* What the task requires *
The entries below should be output exactly as written.

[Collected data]
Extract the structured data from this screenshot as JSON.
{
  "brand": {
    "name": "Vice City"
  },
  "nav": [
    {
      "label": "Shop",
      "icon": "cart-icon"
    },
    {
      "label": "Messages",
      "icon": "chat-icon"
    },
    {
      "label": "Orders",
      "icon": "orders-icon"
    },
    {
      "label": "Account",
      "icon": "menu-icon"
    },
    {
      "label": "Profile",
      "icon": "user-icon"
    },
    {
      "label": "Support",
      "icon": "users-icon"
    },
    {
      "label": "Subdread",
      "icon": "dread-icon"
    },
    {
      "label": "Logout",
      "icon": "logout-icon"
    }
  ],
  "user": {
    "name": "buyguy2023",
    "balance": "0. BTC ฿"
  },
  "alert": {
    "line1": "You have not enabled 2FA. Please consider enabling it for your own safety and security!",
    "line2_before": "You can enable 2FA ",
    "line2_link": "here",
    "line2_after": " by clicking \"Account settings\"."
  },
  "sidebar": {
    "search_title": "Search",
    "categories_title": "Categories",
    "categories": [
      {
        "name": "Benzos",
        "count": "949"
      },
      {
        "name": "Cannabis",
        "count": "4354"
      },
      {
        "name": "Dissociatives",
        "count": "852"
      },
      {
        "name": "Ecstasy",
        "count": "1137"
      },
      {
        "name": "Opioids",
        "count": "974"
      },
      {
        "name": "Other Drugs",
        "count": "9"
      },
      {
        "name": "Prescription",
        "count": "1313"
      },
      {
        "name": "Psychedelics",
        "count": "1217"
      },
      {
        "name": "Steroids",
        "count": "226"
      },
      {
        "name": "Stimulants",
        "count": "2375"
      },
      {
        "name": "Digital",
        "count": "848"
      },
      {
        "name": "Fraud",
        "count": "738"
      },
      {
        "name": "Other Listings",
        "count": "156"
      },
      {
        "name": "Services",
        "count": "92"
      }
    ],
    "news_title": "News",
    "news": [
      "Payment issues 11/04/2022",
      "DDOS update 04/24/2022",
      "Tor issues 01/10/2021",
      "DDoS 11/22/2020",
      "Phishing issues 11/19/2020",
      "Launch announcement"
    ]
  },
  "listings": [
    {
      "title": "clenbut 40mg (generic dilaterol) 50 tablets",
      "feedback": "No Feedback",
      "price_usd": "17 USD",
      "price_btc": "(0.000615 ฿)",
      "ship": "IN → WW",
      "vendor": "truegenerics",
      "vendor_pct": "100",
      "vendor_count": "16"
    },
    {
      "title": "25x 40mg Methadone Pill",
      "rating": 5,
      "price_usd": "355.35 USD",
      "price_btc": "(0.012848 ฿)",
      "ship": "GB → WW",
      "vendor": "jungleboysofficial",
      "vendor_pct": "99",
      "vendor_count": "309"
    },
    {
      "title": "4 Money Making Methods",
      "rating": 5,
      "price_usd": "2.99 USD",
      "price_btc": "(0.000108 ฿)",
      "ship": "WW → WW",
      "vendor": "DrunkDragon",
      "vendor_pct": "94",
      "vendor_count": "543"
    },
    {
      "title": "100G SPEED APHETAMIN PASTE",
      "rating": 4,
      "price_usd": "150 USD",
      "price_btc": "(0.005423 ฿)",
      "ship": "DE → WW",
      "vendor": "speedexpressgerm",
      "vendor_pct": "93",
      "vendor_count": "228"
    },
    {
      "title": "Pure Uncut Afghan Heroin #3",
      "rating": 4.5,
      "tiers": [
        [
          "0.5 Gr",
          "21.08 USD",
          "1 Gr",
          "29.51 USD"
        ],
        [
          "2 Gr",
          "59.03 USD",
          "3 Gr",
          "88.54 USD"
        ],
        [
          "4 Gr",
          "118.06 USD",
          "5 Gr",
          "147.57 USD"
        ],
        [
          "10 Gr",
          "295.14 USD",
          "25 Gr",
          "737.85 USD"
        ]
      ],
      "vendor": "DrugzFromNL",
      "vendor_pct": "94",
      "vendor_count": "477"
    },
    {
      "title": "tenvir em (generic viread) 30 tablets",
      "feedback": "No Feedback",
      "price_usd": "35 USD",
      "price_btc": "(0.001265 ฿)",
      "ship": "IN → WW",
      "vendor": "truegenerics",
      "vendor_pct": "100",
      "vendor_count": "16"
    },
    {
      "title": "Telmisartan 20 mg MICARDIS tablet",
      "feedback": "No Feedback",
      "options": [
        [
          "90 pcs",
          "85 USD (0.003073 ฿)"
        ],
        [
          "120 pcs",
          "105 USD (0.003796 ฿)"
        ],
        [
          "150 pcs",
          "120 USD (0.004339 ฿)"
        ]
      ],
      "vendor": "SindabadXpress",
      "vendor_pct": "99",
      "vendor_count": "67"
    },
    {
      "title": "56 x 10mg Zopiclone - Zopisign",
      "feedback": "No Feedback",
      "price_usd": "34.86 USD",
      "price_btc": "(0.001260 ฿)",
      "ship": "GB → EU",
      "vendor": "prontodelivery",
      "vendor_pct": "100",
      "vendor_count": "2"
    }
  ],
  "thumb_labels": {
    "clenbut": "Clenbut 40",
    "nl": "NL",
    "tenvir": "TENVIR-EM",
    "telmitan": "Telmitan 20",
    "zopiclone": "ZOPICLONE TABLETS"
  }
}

* Solution for this problem *
Extract the structured data from this screenshot as JSON.
{
  "brand": {
    "name": "Vice City"
  },
  "nav": [
    {
      "label": "Shop",
      "icon": "cart-icon"
    },
    {
      "label": "Messages",
      "icon": "chat-icon"
    },
    {
      "label": "Orders",
      "icon": "orders-icon"
    },
    {
      "label": "Account",
      "icon": "menu-icon"
    },
    {
      "label": "Profile",
      "icon": "user-icon"
    },
    {
      "label": "Support",
      "icon": "users-icon"
    },
    {
      "label": "Subdread",
      "icon": "dread-icon"
    },
    {
      "label": "Logout",
      "icon": "logout-icon"
    }
  ],
  "user": {
    "name": "buyguy2023",
    "balance": "0. BTC ฿"
  },
  "alert": {
    "line1": "You have not enabled 2FA. Please consider enabling it for your own safety and security!",
    "line2_before": "You can enable 2FA ",
    "line2_link": "here",
    "line2_after": " by clicking \"Account settings\"."
  },
  "sidebar": {
    "search_title": "Search",
    "categories_title": "Categories",
    "categories": [
      {
        "name": "Benzos",
        "count": "949"
      },
      {
        "name": "Cannabis",
        "count": "4354"
      },
      {
        "name": "Dissociatives",
        "count": "852"
      },
      {
        "name": "Ecstasy",
        "count": "1137"
      },
      {
        "name": "Opioids",
        "count": "974"
      },
      {
        "name": "Other Drugs",
        "count": "9"
      },
      {
        "name": "Prescription",
        "count": "1313"
      },
      {
        "name": "Psychedelics",
        "count": "1217"
      },
      {
        "name": "Steroids",
        "count": "226"
      },
      {
        "name": "Stimulants",
        "count": "2375"
      },
      {
        "name": "Digital",
        "count": "848"
      },
      {
        "name": "Fraud",
        "count": "738"
      },
      {
        "name": "Other Listings",
        "count": "156"
      },
      {
        "name": "Services",
        "count": "92"
      }
    ],
    "news_title": "News",
    "news": [
      "Payment issues 11/04/2022",
      "DDOS update 04/24/2022",
      "Tor issues 01/10/2021",
      "DDoS 11/22/2020",
      "Phishing issues 11/19/2020",
      "Launch announcement"
    ]
  },
  "listings": [
    {
      "title": "clenbut 40mg (generic dilaterol) 50 tablets",
      "feedback": "No Feedback",
      "price_usd": "17 USD",
      "price_btc": "(0.000615 ฿)",
      "ship": "IN → WW",
      "vendor": "truegenerics",
      "vendor_pct": "100",
      "vendor_count": "16"
    },
    {
      "title": "25x 40mg Methadone Pill",
      "rating": 5,
      "price_usd": "355.35 USD",
      "price_btc": "(0.012848 ฿)",
      "ship": "GB → WW",
      "vendor": "jungleboysofficial",
      "vendor_pct": "99",
      "vendor_count": "309"
    },
    {
      "title": "4 Money Making Methods",
      "rating": 5,
      "price_usd": "2.99 USD",
      "price_btc": "(0.000108 ฿)",
      "ship": "WW → WW",
      "vendor": "DrunkDragon",
      "vendor_pct": "94",
      "vendor_count": "543"
    },
    {
      "title": "100G SPEED APHETAMIN PASTE",
      "rating": 4,
      "price_usd": "150 USD",
      "price_btc": "(0.005423 ฿)",
      "ship": "DE → WW",
      "vendor": "speedexpressgerm",
      "vendor_pct": "93",
      "vendor_count": "228"
    },
    {
      "title": "Pure Uncut Afghan Heroin #3",
      "rating": 4.5,
      "tiers": [
        [
          "0.5 Gr",
          "21.08 USD",
          "1 Gr",
          "29.51 USD"
        ],
        [
          "2 Gr",
          "59.03 USD",
          "3 Gr",
          "88.54 USD"
        ],
        [
          "4 Gr",
          "118.06 USD",
          "5 Gr",
          "147.57 USD"
        ],
        [
          "10 Gr",
          "295.14 USD",
          "25 Gr",
          "737.85 USD"
        ]
      ],
      "vendor": "DrugzFromNL",
      "vendor_pct": "94",
      "vendor_count": "477"
    },
    {
      "title": "tenvir em (generic viread) 30 tablets",
      "feedback": "No Feedback",
      "price_usd": "35 USD",
      "price_btc": "(0.001265 ฿)",
      "ship": "IN → WW",
      "vendor": "truegenerics",
      "vendor_pct": "100",
      "vendor_count": "16"
    },
    {
      "title": "Telmisartan 20 mg MICARDIS tablet",
      "feedback": "No Feedback",
      "options": [
        [
          "90 pcs",
          "85 USD (0.003073 ฿)"
        ],
        [
          "120 pcs",
          "105 USD (0.003796 ฿)"
        ],
        [
          "150 pcs",
          "120 USD (0.004339 ฿)"
        ]
      ],
      "vendor": "SindabadXpress",
      "vendor_pct": "99",
      "vendor_count": "67"
    },
    {
      "title": "56 x 10mg Zopiclone - Zopisign",
      "feedback": "No Feedback",
      "price_usd": "34.86 USD",
      "price_btc": "(0.001260 ฿)",
      "ship": "GB → EU",
      "vendor": "prontodelivery",
      "vendor_pct": "100",
      "vendor_count": "2"
    }
  ],
  "thumb_labels": {
    "clenbut": "Clenbut 40",
    "nl": "NL",
    "tenvir": "TENVIR-EM",
    "telmitan": "Telmitan 20",
    "zopiclone": "ZOPICLONE TABLETS"
  }
}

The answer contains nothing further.